-- Start of Listed records --
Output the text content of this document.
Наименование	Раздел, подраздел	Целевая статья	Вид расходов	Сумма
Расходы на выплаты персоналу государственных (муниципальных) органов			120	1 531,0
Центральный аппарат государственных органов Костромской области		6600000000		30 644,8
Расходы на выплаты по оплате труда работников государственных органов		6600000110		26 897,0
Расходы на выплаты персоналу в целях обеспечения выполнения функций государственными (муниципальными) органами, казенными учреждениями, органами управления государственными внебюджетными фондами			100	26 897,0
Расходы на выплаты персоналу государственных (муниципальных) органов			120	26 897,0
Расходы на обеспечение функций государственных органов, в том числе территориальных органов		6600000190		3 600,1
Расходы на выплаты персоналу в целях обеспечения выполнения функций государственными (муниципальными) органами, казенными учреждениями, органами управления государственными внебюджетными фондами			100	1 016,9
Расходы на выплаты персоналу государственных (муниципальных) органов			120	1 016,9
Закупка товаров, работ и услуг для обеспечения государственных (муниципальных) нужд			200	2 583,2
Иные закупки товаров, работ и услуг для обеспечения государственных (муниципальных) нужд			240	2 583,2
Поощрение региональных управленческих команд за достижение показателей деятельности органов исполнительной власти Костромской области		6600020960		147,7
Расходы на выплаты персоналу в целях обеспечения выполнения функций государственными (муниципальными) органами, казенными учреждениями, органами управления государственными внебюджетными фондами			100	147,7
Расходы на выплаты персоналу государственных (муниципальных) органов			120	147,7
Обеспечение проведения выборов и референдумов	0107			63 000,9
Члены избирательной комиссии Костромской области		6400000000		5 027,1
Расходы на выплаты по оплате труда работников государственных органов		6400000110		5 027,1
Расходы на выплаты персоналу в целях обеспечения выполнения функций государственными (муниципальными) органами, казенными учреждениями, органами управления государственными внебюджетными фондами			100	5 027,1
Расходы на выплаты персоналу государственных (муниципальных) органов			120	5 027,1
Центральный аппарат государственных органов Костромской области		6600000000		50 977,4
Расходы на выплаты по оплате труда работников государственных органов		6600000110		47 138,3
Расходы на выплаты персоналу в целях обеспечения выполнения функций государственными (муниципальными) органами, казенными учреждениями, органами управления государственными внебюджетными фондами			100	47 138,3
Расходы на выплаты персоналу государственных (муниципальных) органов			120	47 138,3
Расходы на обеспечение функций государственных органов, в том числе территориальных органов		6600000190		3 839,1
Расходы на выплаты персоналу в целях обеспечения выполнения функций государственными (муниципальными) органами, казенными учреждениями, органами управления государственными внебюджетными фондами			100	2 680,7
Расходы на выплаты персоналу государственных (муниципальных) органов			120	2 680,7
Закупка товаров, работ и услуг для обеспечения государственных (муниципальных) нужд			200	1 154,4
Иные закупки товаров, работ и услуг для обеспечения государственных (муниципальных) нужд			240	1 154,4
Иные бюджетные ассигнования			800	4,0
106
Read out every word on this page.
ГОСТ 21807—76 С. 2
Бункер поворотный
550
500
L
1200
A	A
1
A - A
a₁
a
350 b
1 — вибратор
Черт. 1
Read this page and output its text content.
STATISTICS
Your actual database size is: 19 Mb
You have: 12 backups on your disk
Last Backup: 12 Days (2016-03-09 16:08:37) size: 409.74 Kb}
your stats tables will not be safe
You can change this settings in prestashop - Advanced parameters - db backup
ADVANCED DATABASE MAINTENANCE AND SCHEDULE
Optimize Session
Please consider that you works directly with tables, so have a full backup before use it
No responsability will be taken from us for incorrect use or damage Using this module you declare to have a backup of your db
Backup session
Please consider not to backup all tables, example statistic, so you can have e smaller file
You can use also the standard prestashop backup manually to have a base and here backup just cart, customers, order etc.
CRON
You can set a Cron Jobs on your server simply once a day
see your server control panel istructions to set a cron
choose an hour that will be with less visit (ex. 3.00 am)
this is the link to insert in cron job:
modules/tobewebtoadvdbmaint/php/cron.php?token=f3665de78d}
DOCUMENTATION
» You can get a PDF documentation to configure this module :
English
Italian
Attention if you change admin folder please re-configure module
-- End of Listed records --
Task to carry out - All of the data above should be transcribed exactly.

Exercise result -
Output the text content of this document.
Наименование	Раздел, подраздел	Целевая статья	Вид расходов	Сумма
Расходы на выплаты персоналу государственных (муниципальных) органов			120	1 531,0
Центральный аппарат государственных органов Костромской области		6600000000		30 644,8
Расходы на выплаты по оплате труда работников государственных органов		6600000110		26 897,0
Расходы на выплаты персоналу в целях обеспечения выполнения функций государственными (муниципальными) органами, казенными учреждениями, органами управления государственными внебюджетными фондами			100	26 897,0
Расходы на выплаты персоналу государственных (муниципальных) органов			120	26 897,0
Расходы на обеспечение функций государственных органов, в том числе территориальных органов		6600000190		3 600,1
Расходы на выплаты персоналу в целях обеспечения выполнения функций государственными (муниципальными) органами, казенными учреждениями, органами управления государственными внебюджетными фондами			100	1 016,9
Расходы на выплаты персоналу государственных (муниципальных) органов			120	1 016,9
Закупка товаров, работ и услуг для обеспечения государственных (муниципальных) нужд			200	2 583,2
Иные закупки товаров, работ и услуг для обеспечения государственных (муниципальных) нужд			240	2 583,2
Поощрение региональных управленческих команд за достижение показателей деятельности органов исполнительной власти Костромской области		6600020960		147,7
Расходы на выплаты персоналу в целях обеспечения выполнения функций государственными (муниципальными) органами, казенными учреждениями, органами управления государственными внебюджетными фондами			100	147,7
Расходы на выплаты персоналу государственных (муниципальных) органов			120	147,7
Обеспечение проведения выборов и референдумов	0107			63 000,9
Члены избирательной комиссии Костромской области		6400000000		5 027,1
Расходы на выплаты по оплате труда работников государственных органов		6400000110		5 027,1
Расходы на выплаты персоналу в целях обеспечения выполнения функций государственными (муниципальными) органами, казенными учреждениями, органами управления государственными внебюджетными фондами			100	5 027,1
Расходы на выплаты персоналу государственных (муниципальных) органов			120	5 027,1
Центральный аппарат государственных органов Костромской области		6600000000		50 977,4
Расходы на выплаты по оплате труда работников государственных органов		6600000110		47 138,3
Расходы на выплаты персоналу в целях обеспечения выполнения функций государственными (муниципальными) органами, казенными учреждениями, органами управления государственными внебюджетными фондами			100	47 138,3
Расходы на выплаты персоналу государственных (муниципальных) органов			120	47 138,3
Расходы на обеспечение функций государственных органов, в том числе территориальных органов		6600000190		3 839,1
Расходы на выплаты персоналу в целях обеспечения выполнения функций государственными (муниципальными) органами, казенными учреждениями, органами управления государственными внебюджетными фондами			100	2 680,7
Расходы на выплаты персоналу государственных (муниципальных) органов			120	2 680,7
Закупка товаров, работ и услуг для обеспечения государственных (муниципальных) нужд			200	1 154,4
Иные закупки товаров, работ и услуг для обеспечения государственных (муниципальных) нужд			240	1 154,4
Иные бюджетные ассигнования			800	4,0
106
Read out every word on this page.
ГОСТ 21807—76 С. 2
Бункер поворотный
550
500
L
1200
A	A
1
A - A
a₁
a
350 b
1 — вибратор
Черт. 1
Read this page and output its text content.
STATISTICS
Your actual database size is: 19 Mb
You have: 12 backups on your disk
Last Backup: 12 Days (2016-03-09 16:08:37) size: 409.74 Kb}
your stats tables will not be safe
You can change this settings in prestashop - Advanced parameters - db backup
ADVANCED DATABASE MAINTENANCE AND SCHEDULE
Optimize Session
Please consider that you works directly with tables, so have a full backup before use it
No responsability will be taken from us for incorrect use or damage Using this module you declare to have a backup of your db
Backup session
Please consider not to backup all tables, example statistic, so you can have e smaller file
You can use also the standard prestashop backup manually to have a base and here backup just cart, customers, order etc.
CRON
You can set a Cron Jobs on your server simply once a day
see your server control panel istructions to set a cron
choose an hour that will be with less visit (ex. 3.00 am)
this is the link to insert in cron job:
modules/tobewebtoadvdbmaint/php/cron.php?token=f3665de78d}
DOCUMENTATION
» You can get a PDF documentation to configure this module :
English
Italian
Attention if you change admin folder please re-configure module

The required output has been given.